§ **AIM OF THE TASK**: Give a verbatim copy of the lines below, minus the pictures.

[Rows from a figure dataset]
○ ○ ○

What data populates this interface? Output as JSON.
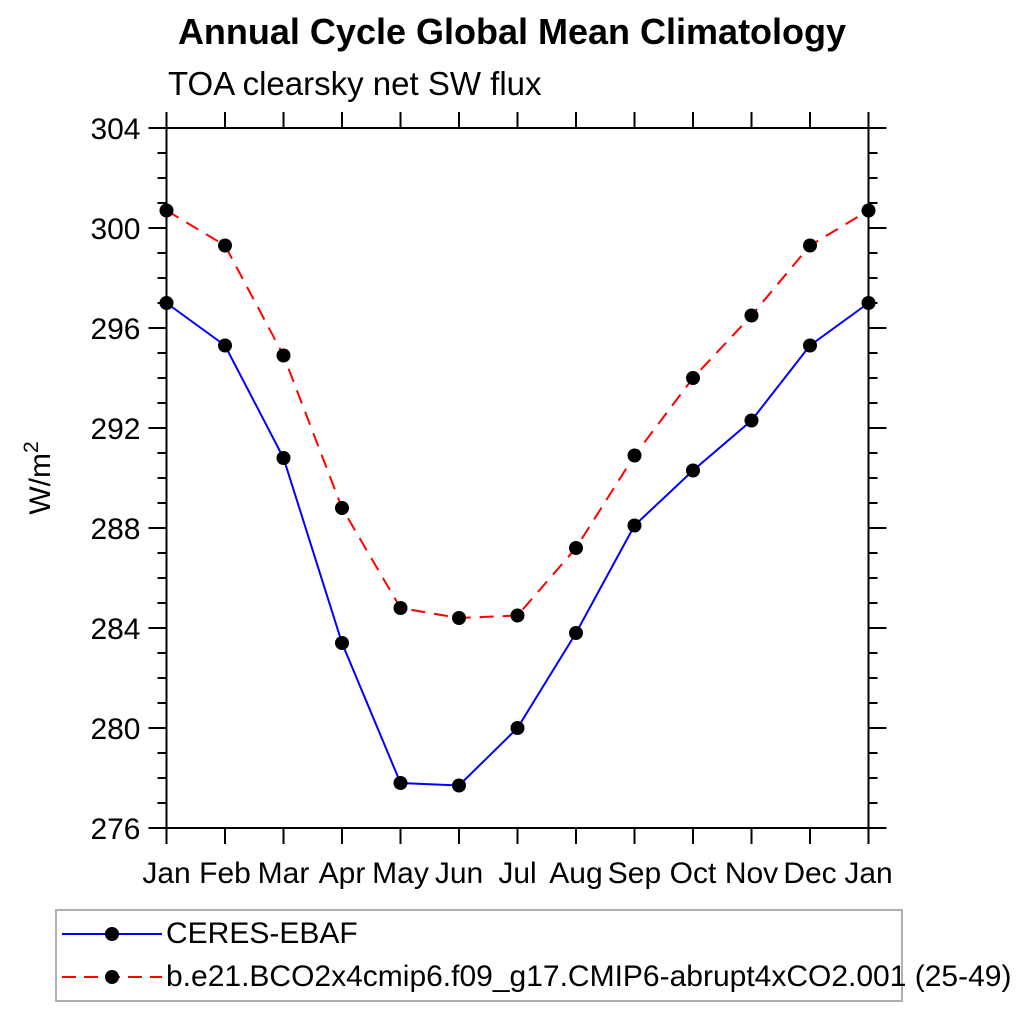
{
  "header": {
    "title": "Annual Cycle Global Mean Climatology",
    "subtitle": "TOA clearsky net SW flux"
  },
  "chart_data": {
    "type": "line",
    "title": "Annual Cycle Global Mean Climatology",
    "subtitle": "TOA clearsky net SW flux",
    "xlabel": "",
    "ylabel": "W/m²",
    "x_categories": [
      "Jan",
      "Feb",
      "Mar",
      "Apr",
      "May",
      "Jun",
      "Jul",
      "Aug",
      "Sep",
      "Oct",
      "Nov",
      "Dec",
      "Jan"
    ],
    "ylim": [
      276,
      304
    ],
    "y_major_ticks": [
      276,
      280,
      284,
      288,
      292,
      296,
      300,
      304
    ],
    "y_minor_step": 1,
    "grid": false,
    "tick_direction": "out",
    "legend_position": "bottom-left-box",
    "axis_color": "#000000",
    "marker": "filled-circle",
    "marker_color": "#000000",
    "series": [
      {
        "name": "CERES-EBAF",
        "color": "#0000ff",
        "line_style": "solid",
        "values": [
          297.0,
          295.3,
          290.8,
          283.4,
          277.8,
          277.7,
          280.0,
          283.8,
          288.1,
          290.3,
          292.3,
          295.3,
          297.0
        ]
      },
      {
        "name": "b.e21.BCO2x4cmip6.f09_g17.CMIP6-abrupt4xCO2.001 (25-49)",
        "color": "#ff0000",
        "line_style": "dashed",
        "values": [
          300.7,
          299.3,
          294.9,
          288.8,
          284.8,
          284.4,
          284.5,
          287.2,
          290.9,
          294.0,
          296.5,
          299.3,
          300.7
        ]
      }
    ]
  }
}
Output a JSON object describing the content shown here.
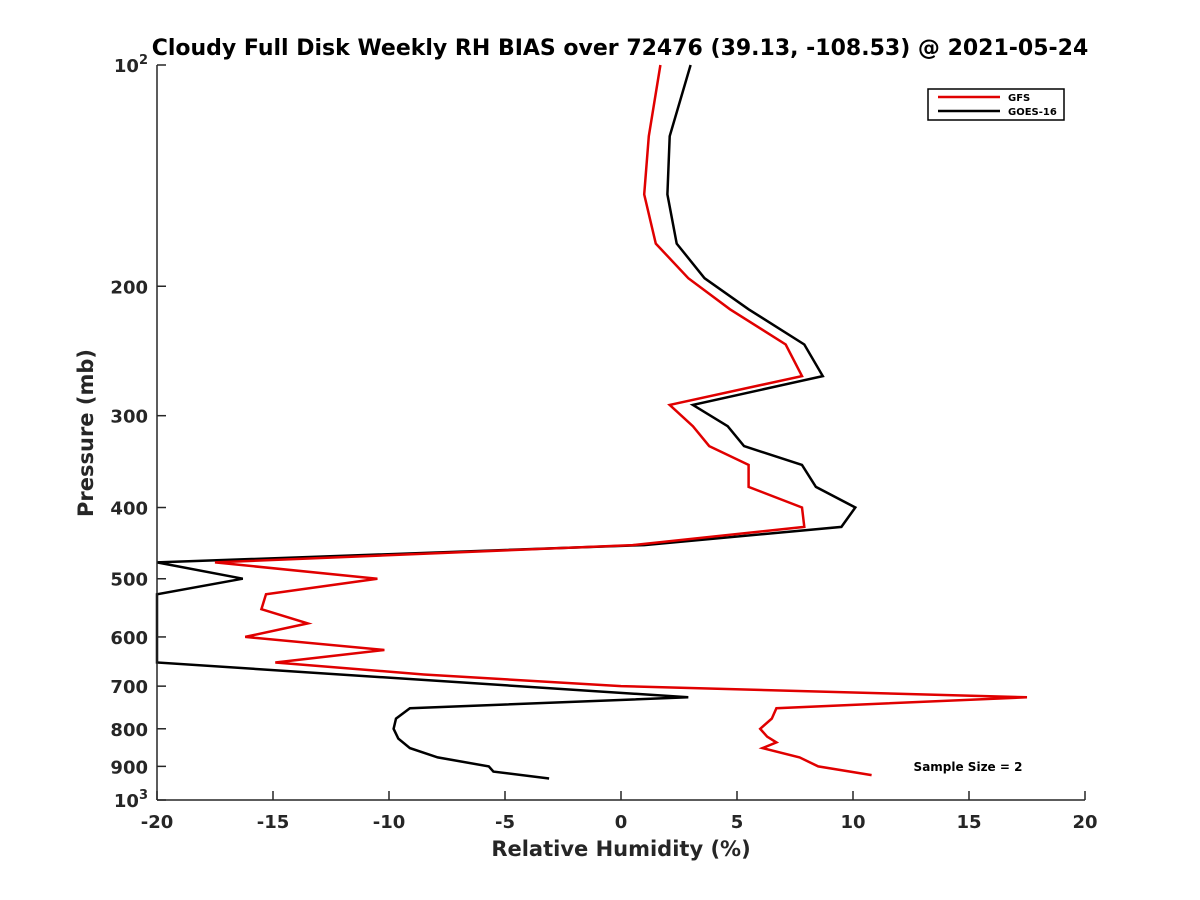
{
  "chart_data": {
    "type": "line",
    "title": "Cloudy Full Disk Weekly RH BIAS over 72476 (39.13, -108.53) @ 2021-05-24",
    "xlabel": "Relative Humidity (%)",
    "ylabel": "Pressure (mb)",
    "xlim": [
      -20,
      20
    ],
    "ylim": [
      100,
      1000
    ],
    "yscale": "log",
    "yreversed": true,
    "grid": false,
    "legend_position": "top-right",
    "x_ticks": [
      -20,
      -15,
      -10,
      -5,
      0,
      5,
      10,
      15,
      20
    ],
    "x_tick_labels": [
      "-20",
      "-15",
      "-10",
      "-5",
      "0",
      "5",
      "10",
      "15",
      "20"
    ],
    "y_ticks": [
      100,
      200,
      300,
      400,
      500,
      600,
      700,
      800,
      900,
      1000
    ],
    "y_tick_labels": [
      {
        "base": "10",
        "exp": "2"
      },
      {
        "base": "200",
        "exp": ""
      },
      {
        "base": "300",
        "exp": ""
      },
      {
        "base": "400",
        "exp": ""
      },
      {
        "base": "500",
        "exp": ""
      },
      {
        "base": "600",
        "exp": ""
      },
      {
        "base": "700",
        "exp": ""
      },
      {
        "base": "800",
        "exp": ""
      },
      {
        "base": "900",
        "exp": ""
      },
      {
        "base": "10",
        "exp": "3"
      }
    ],
    "annotation": "Sample Size = 2",
    "series": [
      {
        "name": "GFS",
        "color": "#e00000",
        "points": [
          [
            1.7,
            100
          ],
          [
            1.2,
            125
          ],
          [
            1.0,
            150
          ],
          [
            1.5,
            175
          ],
          [
            2.9,
            195
          ],
          [
            4.7,
            215
          ],
          [
            7.1,
            240
          ],
          [
            7.8,
            265
          ],
          [
            2.1,
            290
          ],
          [
            3.1,
            310
          ],
          [
            3.8,
            330
          ],
          [
            5.5,
            350
          ],
          [
            5.5,
            375
          ],
          [
            7.8,
            400
          ],
          [
            7.9,
            425
          ],
          [
            0.5,
            450
          ],
          [
            -17.5,
            475
          ],
          [
            -10.5,
            500
          ],
          [
            -15.3,
            525
          ],
          [
            -15.5,
            550
          ],
          [
            -13.5,
            575
          ],
          [
            -16.2,
            600
          ],
          [
            -10.2,
            625
          ],
          [
            -14.9,
            650
          ],
          [
            -8.5,
            675
          ],
          [
            0.0,
            700
          ],
          [
            17.5,
            725
          ],
          [
            6.7,
            750
          ],
          [
            6.5,
            775
          ],
          [
            6.0,
            800
          ],
          [
            6.3,
            820
          ],
          [
            6.7,
            835
          ],
          [
            6.1,
            850
          ],
          [
            7.7,
            875
          ],
          [
            8.5,
            900
          ],
          [
            10.8,
            925
          ]
        ]
      },
      {
        "name": "GOES-16",
        "color": "#000000",
        "points": [
          [
            3.0,
            100
          ],
          [
            2.1,
            125
          ],
          [
            2.0,
            150
          ],
          [
            2.4,
            175
          ],
          [
            3.6,
            195
          ],
          [
            5.5,
            215
          ],
          [
            7.9,
            240
          ],
          [
            8.7,
            265
          ],
          [
            3.1,
            290
          ],
          [
            4.6,
            310
          ],
          [
            5.3,
            330
          ],
          [
            7.8,
            350
          ],
          [
            8.4,
            375
          ],
          [
            10.1,
            400
          ],
          [
            9.5,
            425
          ],
          [
            1.0,
            450
          ],
          [
            -20.0,
            475
          ],
          [
            -16.3,
            500
          ],
          [
            -20.0,
            525
          ],
          [
            -20.0,
            650
          ],
          [
            2.9,
            725
          ],
          [
            -9.1,
            750
          ],
          [
            -9.7,
            775
          ],
          [
            -9.8,
            800
          ],
          [
            -9.6,
            825
          ],
          [
            -9.1,
            850
          ],
          [
            -7.9,
            875
          ],
          [
            -5.7,
            900
          ],
          [
            -5.5,
            915
          ],
          [
            -3.1,
            935
          ]
        ]
      }
    ]
  }
}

○ ○ ○

§ **CORRECT RESULT**:
What data populates this interface? Output as JSON.
{
  "header": {
    "title": "Annual Cycle Global Mean Climatology",
    "subtitle": "TOA clearsky net SW flux"
  },
  "chart_data": {
    "type": "line",
    "title": "Annual Cycle Global Mean Climatology",
    "subtitle": "TOA clearsky net SW flux",
    "xlabel": "",
    "ylabel": "W/m²",
    "x_categories": [
      "Jan",
      "Feb",
      "Mar",
      "Apr",
      "May",
      "Jun",
      "Jul",
      "Aug",
      "Sep",
      "Oct",
      "Nov",
      "Dec",
      "Jan"
    ],
    "ylim": [
      276,
      304
    ],
    "y_major_ticks": [
      276,
      280,
      284,
      288,
      292,
      296,
      300,
      304
    ],
    "y_minor_step": 1,
    "grid": false,
    "tick_direction": "out",
    "legend_position": "bottom-left-box",
    "axis_color": "#000000",
    "marker": "filled-circle",
    "marker_color": "#000000",
    "series": [
      {
        "name": "CERES-EBAF",
        "color": "#0000ff",
        "line_style": "solid",
        "values": [
          297.0,
          295.3,
          290.8,
          283.4,
          277.8,
          277.7,
          280.0,
          283.8,
          288.1,
          290.3,
          292.3,
          295.3,
          297.0
        ]
      },
      {
        "name": "b.e21.BCO2x4cmip6.f09_g17.CMIP6-abrupt4xCO2.001 (25-49)",
        "color": "#ff0000",
        "line_style": "dashed",
        "values": [
          300.7,
          299.3,
          294.9,
          288.8,
          284.8,
          284.4,
          284.5,
          287.2,
          290.9,
          294.0,
          296.5,
          299.3,
          300.7
        ]
      }
    ]
  }
}
Output a JSON object describing the content shown here.
{
  "chart_data": {
    "type": "line",
    "title": "Cloudy Full Disk Weekly RH BIAS over 72476 (39.13, -108.53) @ 2021-05-24",
    "xlabel": "Relative Humidity (%)",
    "ylabel": "Pressure (mb)",
    "xlim": [
      -20,
      20
    ],
    "ylim": [
      100,
      1000
    ],
    "yscale": "log",
    "yreversed": true,
    "grid": false,
    "legend_position": "top-right",
    "x_ticks": [
      -20,
      -15,
      -10,
      -5,
      0,
      5,
      10,
      15,
      20
    ],
    "x_tick_labels": [
      "-20",
      "-15",
      "-10",
      "-5",
      "0",
      "5",
      "10",
      "15",
      "20"
    ],
    "y_ticks": [
      100,
      200,
      300,
      400,
      500,
      600,
      700,
      800,
      900,
      1000
    ],
    "y_tick_labels": [
      {
        "base": "10",
        "exp": "2"
      },
      {
        "base": "200",
        "exp": ""
      },
      {
        "base": "300",
        "exp": ""
      },
      {
        "base": "400",
        "exp": ""
      },
      {
        "base": "500",
        "exp": ""
      },
      {
        "base": "600",
        "exp": ""
      },
      {
        "base": "700",
        "exp": ""
      },
      {
        "base": "800",
        "exp": ""
      },
      {
        "base": "900",
        "exp": ""
      },
      {
        "base": "10",
        "exp": "3"
      }
    ],
    "annotation": "Sample Size = 2",
    "series": [
      {
        "name": "GFS",
        "color": "#e00000",
        "points": [
          [
            1.7,
            100
          ],
          [
            1.2,
            125
          ],
          [
            1.0,
            150
          ],
          [
            1.5,
            175
          ],
          [
            2.9,
            195
          ],
          [
            4.7,
            215
          ],
          [
            7.1,
            240
          ],
          [
            7.8,
            265
          ],
          [
            2.1,
            290
          ],
          [
            3.1,
            310
          ],
          [
            3.8,
            330
          ],
          [
            5.5,
            350
          ],
          [
            5.5,
            375
          ],
          [
            7.8,
            400
          ],
          [
            7.9,
            425
          ],
          [
            0.5,
            450
          ],
          [
            -17.5,
            475
          ],
          [
            -10.5,
            500
          ],
          [
            -15.3,
            525
          ],
          [
            -15.5,
            550
          ],
          [
            -13.5,
            575
          ],
          [
            -16.2,
            600
          ],
          [
            -10.2,
            625
          ],
          [
            -14.9,
            650
          ],
          [
            -8.5,
            675
          ],
          [
            0.0,
            700
          ],
          [
            17.5,
            725
          ],
          [
            6.7,
            750
          ],
          [
            6.5,
            775
          ],
          [
            6.0,
            800
          ],
          [
            6.3,
            820
          ],
          [
            6.7,
            835
          ],
          [
            6.1,
            850
          ],
          [
            7.7,
            875
          ],
          [
            8.5,
            900
          ],
          [
            10.8,
            925
          ]
        ]
      },
      {
        "name": "GOES-16",
        "color": "#000000",
        "points": [
          [
            3.0,
            100
          ],
          [
            2.1,
            125
          ],
          [
            2.0,
            150
          ],
          [
            2.4,
            175
          ],
          [
            3.6,
            195
          ],
          [
            5.5,
            215
          ],
          [
            7.9,
            240
          ],
          [
            8.7,
            265
          ],
          [
            3.1,
            290
          ],
          [
            4.6,
            310
          ],
          [
            5.3,
            330
          ],
          [
            7.8,
            350
          ],
          [
            8.4,
            375
          ],
          [
            10.1,
            400
          ],
          [
            9.5,
            425
          ],
          [
            1.0,
            450
          ],
          [
            -20.0,
            475
          ],
          [
            -16.3,
            500
          ],
          [
            -20.0,
            525
          ],
          [
            -20.0,
            650
          ],
          [
            2.9,
            725
          ],
          [
            -9.1,
            750
          ],
          [
            -9.7,
            775
          ],
          [
            -9.8,
            800
          ],
          [
            -9.6,
            825
          ],
          [
            -9.1,
            850
          ],
          [
            -7.9,
            875
          ],
          [
            -5.7,
            900
          ],
          [
            -5.5,
            915
          ],
          [
            -3.1,
            935
          ]
        ]
      }
    ]
  }
}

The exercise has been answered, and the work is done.